▶ **The request**: Search the data below for the word "frac" and copy each line that holds it.

--- Task material ---

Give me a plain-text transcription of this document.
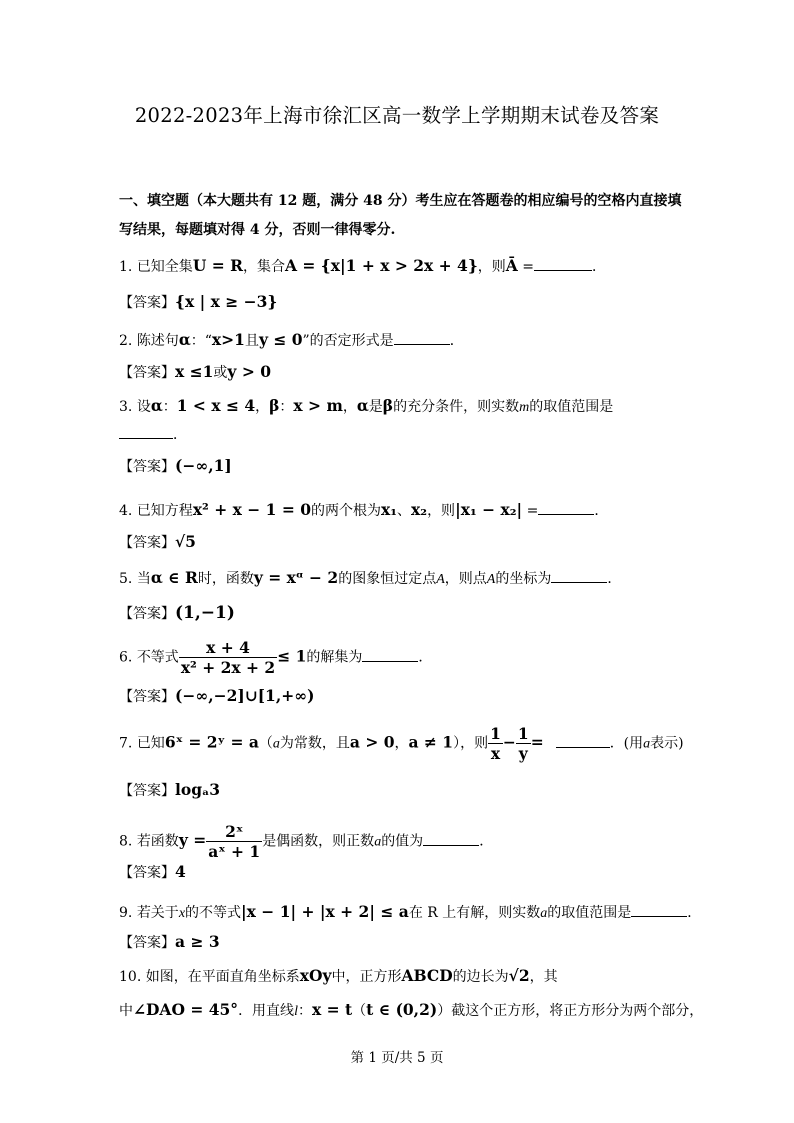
2022-2023年上海市徐汇区高一数学上学期期末试卷及答案
一、填空题（本大题共有 12 题，满分 48 分）考生应在答题卷的相应编号的空格内直接填
写结果，每题填对得 4 分，否则一律得零分.
1. 已知全集U = R，集合A = {x|1 + x > 2x + 4}，则Ā =	．
【答案】{x | x ≥ −3}
2. 陈述句α：“x>1且y ≤ 0”的否定形式是	．
【答案】x ≤1或y > 0
3. 设α：1 < x ≤ 4，β：x > m，α是β的充分条件，则实数m的取值范围是
．
【答案】(−∞,1]
4. 已知方程x² + x − 1 = 0的两个根为x₁、x₂，则|x₁ − x₂| =	．
【答案】√5
5. 当α ∈ R时，函数y = xᵅ − 2的图象恒过定点A，则点A的坐标为	．
【答案】(1,−1)
6. 不等式 $\frac{x + 4}{\text{x² + 2x + 2}} \le 1$的解集为	．
【答案】(−∞,−2]∪[1,+∞)
7. 已知6ˣ = 2ʸ = a（a为常数，且a > 0，a ≠ 1），则 $\frac{1}{x} - \frac{1}{y}$ =	．(用a表示)
【答案】logₐ3
8. 若函数$y = \frac{\text{2ˣ}}{\text{aˣ + 1}}$ 是偶函数，则正数a的值为	．
【答案】4
9. 若关于x的不等式|x − 1| + |x + 2| ≤ a在 R 上有解，则实数a的取值范围是	．
【答案】a ≥ 3
10. 如图，在平面直角坐标系xOy中，正方形ABCD的边长为√2，其
中∠DAO = 45°．用直线l：x = t（t ∈ (0,2)）截这个正方形，将正方形分为两个部分，
第 1 页/共 5 页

---

▶ **Full response**:
6. 不等式 $\frac{x + 4}{\text{x² + 2x + 2}} \le 1$的解集为	．
7. 已知6ˣ = 2ʸ = a（a为常数，且a > 0，a ≠ 1），则 $\frac{1}{x} - \frac{1}{y}$ =	．(用a表示)
8. 若函数$y = \frac{\text{2ˣ}}{\text{aˣ + 1}}$ 是偶函数，则正数a的值为	．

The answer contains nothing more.